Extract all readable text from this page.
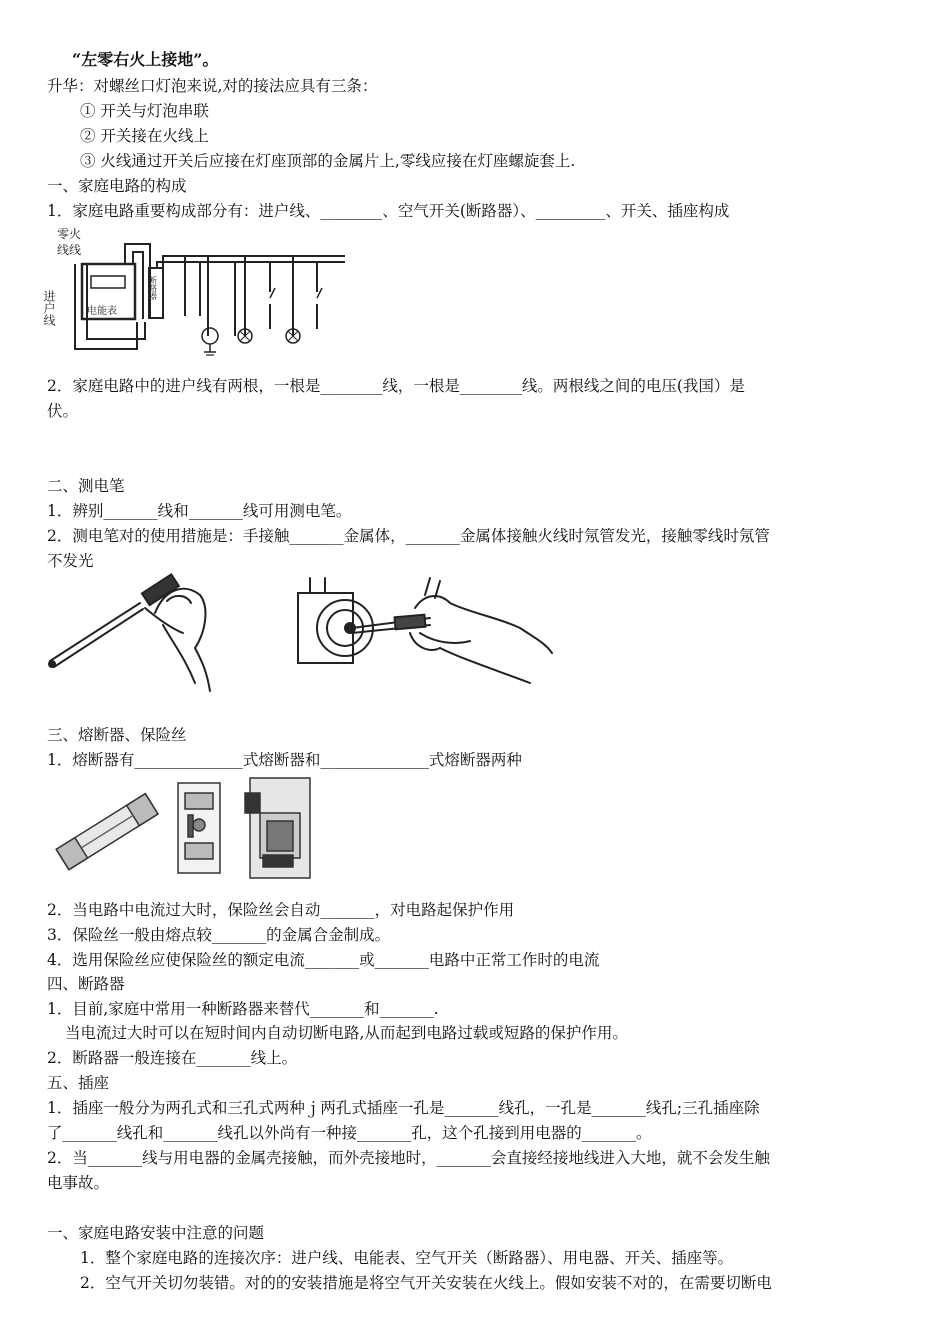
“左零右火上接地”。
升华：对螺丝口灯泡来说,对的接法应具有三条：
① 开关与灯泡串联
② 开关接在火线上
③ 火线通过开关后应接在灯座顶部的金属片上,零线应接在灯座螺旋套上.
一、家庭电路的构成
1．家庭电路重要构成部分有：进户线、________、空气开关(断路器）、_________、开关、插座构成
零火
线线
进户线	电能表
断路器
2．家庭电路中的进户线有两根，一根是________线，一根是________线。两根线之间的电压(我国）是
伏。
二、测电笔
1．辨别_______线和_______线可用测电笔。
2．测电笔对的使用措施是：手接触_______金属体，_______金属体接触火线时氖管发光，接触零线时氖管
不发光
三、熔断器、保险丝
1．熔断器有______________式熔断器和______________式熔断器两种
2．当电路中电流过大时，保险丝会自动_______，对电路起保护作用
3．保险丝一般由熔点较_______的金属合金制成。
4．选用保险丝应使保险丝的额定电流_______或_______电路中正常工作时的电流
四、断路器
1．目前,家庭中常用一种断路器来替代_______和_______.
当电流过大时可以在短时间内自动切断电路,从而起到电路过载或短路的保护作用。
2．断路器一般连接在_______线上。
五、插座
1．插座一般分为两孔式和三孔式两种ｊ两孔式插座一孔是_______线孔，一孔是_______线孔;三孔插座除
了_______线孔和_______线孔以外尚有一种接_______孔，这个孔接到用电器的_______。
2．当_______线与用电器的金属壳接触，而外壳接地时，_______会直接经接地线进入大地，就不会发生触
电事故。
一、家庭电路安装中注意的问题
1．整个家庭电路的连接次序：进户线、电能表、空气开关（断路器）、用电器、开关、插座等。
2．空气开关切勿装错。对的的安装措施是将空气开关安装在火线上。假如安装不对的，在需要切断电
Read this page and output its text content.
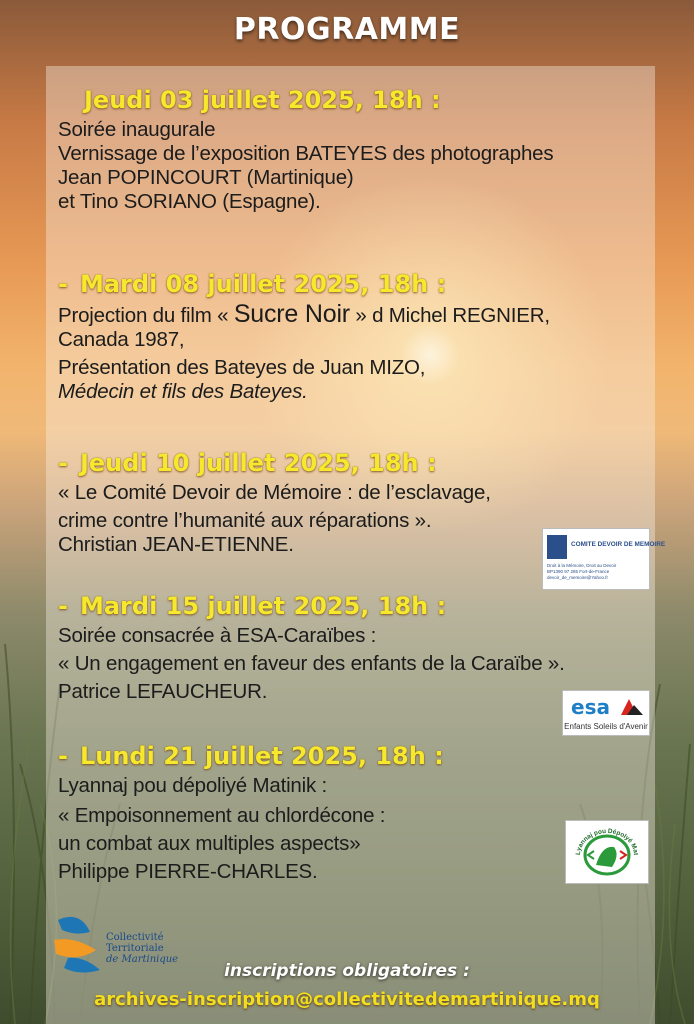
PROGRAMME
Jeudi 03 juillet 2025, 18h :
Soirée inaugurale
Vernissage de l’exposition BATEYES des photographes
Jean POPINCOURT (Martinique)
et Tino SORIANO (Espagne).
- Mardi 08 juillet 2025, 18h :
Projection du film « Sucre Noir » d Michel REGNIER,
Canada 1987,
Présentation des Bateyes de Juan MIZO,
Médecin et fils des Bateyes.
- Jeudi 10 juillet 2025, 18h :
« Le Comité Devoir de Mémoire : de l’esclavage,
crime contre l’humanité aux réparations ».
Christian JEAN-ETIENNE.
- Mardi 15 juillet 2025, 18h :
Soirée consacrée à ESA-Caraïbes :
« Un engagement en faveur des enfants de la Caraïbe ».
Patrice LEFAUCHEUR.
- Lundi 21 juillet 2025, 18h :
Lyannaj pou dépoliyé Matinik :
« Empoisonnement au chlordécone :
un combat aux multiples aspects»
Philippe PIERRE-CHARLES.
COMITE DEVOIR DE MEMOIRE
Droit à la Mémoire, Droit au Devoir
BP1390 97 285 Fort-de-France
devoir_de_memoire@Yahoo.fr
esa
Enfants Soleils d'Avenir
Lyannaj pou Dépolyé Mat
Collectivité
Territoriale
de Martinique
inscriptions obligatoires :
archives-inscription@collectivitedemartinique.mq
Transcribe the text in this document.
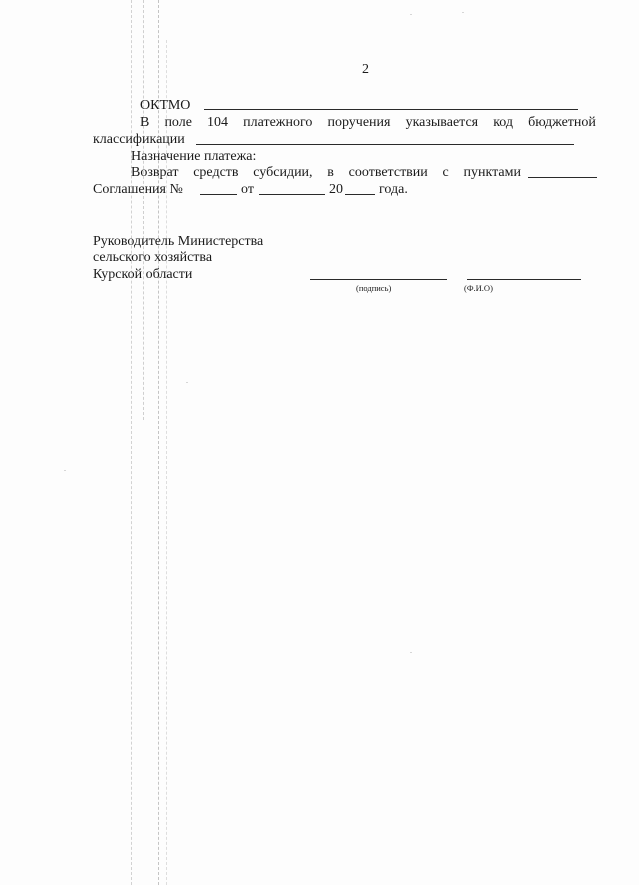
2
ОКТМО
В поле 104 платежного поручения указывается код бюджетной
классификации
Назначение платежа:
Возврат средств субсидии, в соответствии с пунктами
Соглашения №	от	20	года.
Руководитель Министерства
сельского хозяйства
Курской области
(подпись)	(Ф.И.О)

======

From the entries above, return each line with the word "Soirée" in it.

THE REPLY -
Soirée inaugurale
Soirée consacrée à ESA-Caraïbes :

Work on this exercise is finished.